═════ Texto proporcionado ═════
El Sol, ese gigante incandescente que gobierna nuestro Sistema Solar como fuente de vida, puede ser emisor de una energía colosal capaz de desequilibrar todo a su alrededor, causando distintos efectos en la Tierra. Uno de estos fenómenos, las llamaradas solares, emergen como destellos de poder que nos recuerda la fuerza indomable de nuestra estrella.
Recientemente, la NASA, a través de su Observatorio de Dinámica Solar, programa diseñado para comprender las causas de variabilidad solar y sus impactos en la Tierra, registró una llamarada solar de clase X2.7 el 14 de mayo en la región 4087 de la estrella.
═════ Datos sin procesar ═════
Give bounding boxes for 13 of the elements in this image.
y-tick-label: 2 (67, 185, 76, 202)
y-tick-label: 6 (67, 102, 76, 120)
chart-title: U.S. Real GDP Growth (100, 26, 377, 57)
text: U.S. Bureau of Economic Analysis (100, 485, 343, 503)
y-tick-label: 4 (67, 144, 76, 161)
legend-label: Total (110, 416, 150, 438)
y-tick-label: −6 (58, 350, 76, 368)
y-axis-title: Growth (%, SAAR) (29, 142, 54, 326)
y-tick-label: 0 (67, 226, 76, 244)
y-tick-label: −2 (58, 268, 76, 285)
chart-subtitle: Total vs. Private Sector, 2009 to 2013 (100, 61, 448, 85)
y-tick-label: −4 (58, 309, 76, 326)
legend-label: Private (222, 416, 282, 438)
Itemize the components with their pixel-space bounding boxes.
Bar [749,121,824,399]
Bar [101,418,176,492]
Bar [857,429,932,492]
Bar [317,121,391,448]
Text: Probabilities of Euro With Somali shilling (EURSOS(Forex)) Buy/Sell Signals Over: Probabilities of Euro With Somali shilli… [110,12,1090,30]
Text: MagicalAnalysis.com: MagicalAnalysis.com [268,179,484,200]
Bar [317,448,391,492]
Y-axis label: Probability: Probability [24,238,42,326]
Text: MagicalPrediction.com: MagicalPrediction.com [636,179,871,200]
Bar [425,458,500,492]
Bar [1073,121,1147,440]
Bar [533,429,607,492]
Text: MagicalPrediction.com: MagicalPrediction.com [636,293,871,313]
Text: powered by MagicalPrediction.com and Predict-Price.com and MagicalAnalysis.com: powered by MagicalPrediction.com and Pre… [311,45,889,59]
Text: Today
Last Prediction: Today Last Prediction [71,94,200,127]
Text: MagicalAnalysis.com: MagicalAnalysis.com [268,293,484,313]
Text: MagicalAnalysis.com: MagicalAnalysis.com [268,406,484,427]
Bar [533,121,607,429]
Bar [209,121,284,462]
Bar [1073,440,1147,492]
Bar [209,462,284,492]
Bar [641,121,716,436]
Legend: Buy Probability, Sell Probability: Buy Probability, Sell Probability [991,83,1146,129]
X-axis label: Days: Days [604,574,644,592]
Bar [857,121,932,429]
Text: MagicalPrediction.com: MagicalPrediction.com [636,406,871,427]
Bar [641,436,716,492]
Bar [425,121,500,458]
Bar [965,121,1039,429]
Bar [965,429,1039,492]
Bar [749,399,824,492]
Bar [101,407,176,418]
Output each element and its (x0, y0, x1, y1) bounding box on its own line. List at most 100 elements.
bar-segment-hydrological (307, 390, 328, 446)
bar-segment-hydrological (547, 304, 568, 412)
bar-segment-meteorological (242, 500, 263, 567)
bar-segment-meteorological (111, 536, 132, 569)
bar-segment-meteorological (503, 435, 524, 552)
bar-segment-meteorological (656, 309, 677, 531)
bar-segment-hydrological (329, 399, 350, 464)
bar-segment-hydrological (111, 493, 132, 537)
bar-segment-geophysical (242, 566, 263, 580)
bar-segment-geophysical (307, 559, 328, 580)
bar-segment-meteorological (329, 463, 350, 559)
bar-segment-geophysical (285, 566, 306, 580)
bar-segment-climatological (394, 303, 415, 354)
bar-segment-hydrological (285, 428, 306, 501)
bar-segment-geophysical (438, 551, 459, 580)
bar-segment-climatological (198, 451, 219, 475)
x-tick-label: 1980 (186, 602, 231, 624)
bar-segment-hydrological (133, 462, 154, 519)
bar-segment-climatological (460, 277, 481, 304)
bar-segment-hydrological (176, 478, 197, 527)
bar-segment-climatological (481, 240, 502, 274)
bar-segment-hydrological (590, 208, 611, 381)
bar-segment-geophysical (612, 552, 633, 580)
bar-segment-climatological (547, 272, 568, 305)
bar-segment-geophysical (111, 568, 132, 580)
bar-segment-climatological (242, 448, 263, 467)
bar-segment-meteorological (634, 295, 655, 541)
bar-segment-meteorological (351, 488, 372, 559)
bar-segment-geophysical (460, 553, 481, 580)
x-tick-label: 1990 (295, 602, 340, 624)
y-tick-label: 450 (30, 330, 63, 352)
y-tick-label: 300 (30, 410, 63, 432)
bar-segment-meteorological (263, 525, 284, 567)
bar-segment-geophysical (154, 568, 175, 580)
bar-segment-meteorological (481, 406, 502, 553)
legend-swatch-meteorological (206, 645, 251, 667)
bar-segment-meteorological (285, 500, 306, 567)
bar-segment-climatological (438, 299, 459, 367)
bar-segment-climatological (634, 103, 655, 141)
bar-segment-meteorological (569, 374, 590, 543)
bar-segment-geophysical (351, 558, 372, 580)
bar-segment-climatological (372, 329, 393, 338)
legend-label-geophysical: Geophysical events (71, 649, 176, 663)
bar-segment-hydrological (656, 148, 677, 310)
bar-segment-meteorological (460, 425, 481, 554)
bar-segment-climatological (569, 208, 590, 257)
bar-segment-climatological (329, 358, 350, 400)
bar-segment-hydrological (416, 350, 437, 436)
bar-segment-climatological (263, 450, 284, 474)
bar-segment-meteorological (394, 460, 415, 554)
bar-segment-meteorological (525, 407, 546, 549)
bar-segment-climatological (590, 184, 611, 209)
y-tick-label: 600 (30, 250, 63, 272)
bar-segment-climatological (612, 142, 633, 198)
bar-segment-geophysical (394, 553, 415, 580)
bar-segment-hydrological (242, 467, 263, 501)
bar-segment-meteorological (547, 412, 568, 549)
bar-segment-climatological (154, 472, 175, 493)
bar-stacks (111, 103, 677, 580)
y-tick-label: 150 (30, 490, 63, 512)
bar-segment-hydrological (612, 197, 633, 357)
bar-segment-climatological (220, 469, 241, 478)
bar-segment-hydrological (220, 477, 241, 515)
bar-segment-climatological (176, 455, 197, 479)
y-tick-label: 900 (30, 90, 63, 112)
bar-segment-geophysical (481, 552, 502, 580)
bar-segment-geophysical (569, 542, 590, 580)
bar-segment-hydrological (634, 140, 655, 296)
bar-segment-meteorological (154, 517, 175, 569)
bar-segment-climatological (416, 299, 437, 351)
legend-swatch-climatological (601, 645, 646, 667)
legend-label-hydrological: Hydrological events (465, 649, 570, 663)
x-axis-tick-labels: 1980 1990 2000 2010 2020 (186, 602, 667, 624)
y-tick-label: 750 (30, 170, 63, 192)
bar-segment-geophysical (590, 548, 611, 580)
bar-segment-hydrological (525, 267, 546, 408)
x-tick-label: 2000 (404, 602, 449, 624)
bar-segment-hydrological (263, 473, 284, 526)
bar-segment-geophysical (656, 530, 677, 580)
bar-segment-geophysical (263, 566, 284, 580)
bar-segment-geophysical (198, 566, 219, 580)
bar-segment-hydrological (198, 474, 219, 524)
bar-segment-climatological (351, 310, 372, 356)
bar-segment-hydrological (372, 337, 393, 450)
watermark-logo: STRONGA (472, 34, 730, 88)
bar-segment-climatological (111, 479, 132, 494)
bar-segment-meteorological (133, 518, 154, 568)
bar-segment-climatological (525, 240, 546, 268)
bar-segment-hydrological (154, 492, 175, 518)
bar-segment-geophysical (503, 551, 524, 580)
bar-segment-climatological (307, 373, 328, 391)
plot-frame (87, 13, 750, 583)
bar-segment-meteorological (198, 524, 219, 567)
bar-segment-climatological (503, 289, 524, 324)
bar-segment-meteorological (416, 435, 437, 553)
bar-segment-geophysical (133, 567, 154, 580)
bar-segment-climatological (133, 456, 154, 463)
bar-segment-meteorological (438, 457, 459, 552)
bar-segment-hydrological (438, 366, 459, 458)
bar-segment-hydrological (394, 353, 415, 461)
═════
• [Tarea asignada 1]
Traduce al inglés esta oración del texto proporcionado: "Recientemente, la NASA, a través de su Observatorio de Dinámica Solar, programa diseñado para comprender las causas de variabilidad solar y sus impactos en la Tierra, registró una llamarada solar de clase X2.7 el 14 de mayo en la región 4087 de la estrella."
• [Tarea asignada 2]
Responde, por favor, estas preguntas con datos del texto proporcionado:
(a) ¿Qué nos recuerdan las llamaradas solares?
(b) ¿En qué fecha se registró la llamarada de clase X2.7?
(c) ¿En qué región de la estrella se registró?
• [Tarea asignada 3]
Indica si cada afirmación concuerda con el texto proporcionado. Responde sí o no y cita las palabras del texto que lo deciden.
(a) El Observatorio de Dinámica Solar busca comprender las causas de la variabilidad solar.
(b) La llamarada registrada fue de clase M.
(c) El texto presenta al Sol como fuente de vida.

• [Resultado 1]
Recently, NASA, through its Solar Dynamics Observatory, a program designed to understand the causes of solar variability and its impacts on Earth, recorded an X2.7-class solar flare on May 14 in the star's region 4087.

• [Resultado 2]
(a) La fuerza indomable de nuestra estrella.
(b) El 14 de mayo.
(c) En la región 4087.

• [Resultado 3]
(a) Sí: "programa diseñado para comprender las causas de variabilidad solar y sus impactos en la Tierra".
(b) No: "una llamarada solar de clase X2.7".
(c) Sí: "gobierna nuestro Sistema Solar como fuente de vida".